**READING TEXT:**
↓↓↓

On April 27, 2026, between approximately 11:14 UTC and 12:52 UTC, customers hosted in our Australia region experienced errors and timeouts when using the Intercom REST API. Requests to the API would fail with timeout errors. Fin, the Intercom Inbox, and the Messenger were not affected during this window.
A change was recently shipped with the aim of improving the reliability of our billing system - this had the unintended consequence of triggering in infinite loop for a specific subset of customers, exhausting server resources and causing API failures for unrelated AU customers
No customer data was lost during the incident. Conversations, messages, and other records remained intact throughout. The issue was limited to the ability to serve API requests in real time — once the issue was resolved, all functionality returned to normal with no lasting effects.
We understand that the Intercom API is core infrastructure for how many of you operate your businesses, and that any period of unavailability directly impacts your customers and your teams. We sincerely apologize for the disruption this caused.
11:14 — API error rates begin climbing in the Australia region
11:32 — Automated monitoring detects the AU API is unhealthy. Incident declared and engineering paged
11:35 — Responders confirm customer impact
11:37 — Severity escalated to Major. Status page posted: "Errors on the REST API in Australia"

↑↑↑

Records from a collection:

↓↓↓

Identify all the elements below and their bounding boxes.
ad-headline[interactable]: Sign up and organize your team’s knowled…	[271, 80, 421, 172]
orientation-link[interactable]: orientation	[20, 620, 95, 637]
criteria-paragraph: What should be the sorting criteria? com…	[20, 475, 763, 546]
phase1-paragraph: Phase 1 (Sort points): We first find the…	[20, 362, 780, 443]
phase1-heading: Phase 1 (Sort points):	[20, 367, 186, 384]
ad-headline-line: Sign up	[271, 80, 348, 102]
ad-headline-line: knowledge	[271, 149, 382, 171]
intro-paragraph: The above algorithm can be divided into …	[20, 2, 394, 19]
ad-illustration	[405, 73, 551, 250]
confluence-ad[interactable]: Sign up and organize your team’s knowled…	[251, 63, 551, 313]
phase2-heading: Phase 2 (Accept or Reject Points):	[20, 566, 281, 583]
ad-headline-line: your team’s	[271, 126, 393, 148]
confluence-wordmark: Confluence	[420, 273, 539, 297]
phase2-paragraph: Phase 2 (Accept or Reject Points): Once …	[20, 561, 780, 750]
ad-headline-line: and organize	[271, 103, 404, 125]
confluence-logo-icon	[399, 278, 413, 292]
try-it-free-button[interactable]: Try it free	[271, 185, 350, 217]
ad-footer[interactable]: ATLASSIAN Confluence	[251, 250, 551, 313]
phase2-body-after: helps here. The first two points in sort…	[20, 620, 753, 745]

↑↑↑

**ASSIGNMENT A:**
According to the incident report on the Australia API outage, which Intercom products were not affected?
**ASSIGNMENT B:**
Carry the Australia API incident report forward from its final timeline line.

**WRITTEN RESPONSE A:**
Fin, the Intercom Inbox, and the Messenger were not affected.

**WRITTEN RESPONSE B:**
11:42 — Crash source identified in AU logs, linked to the billing cache fallback path
11:43 — Rollback of recent deployments initiated as a precaution
12:26 — Root cause identified: a circular dependency in the billing cache read path triggered when the cache is cold
12:48 — Mitigation applied: restoring the affected customer's cache entry confirmed to stop the crash loop
12:50 — Errors confirmed stopped across the AU API fleet
12:52 — Status page marked resolved: "Confirmed that the fix resolved the issue, service is operating normally"
13:29 — Permanent fix merged
The root cause has been fixed. The problematic code has been replaced, with regression tests added to prevent further occurrences
We are auditing all related code paths within the billing system to ensure no other operations can trigger a similar circular dependency.
We are adding structural safeguards that make this class of recursion impossible regardless of future changes to the system.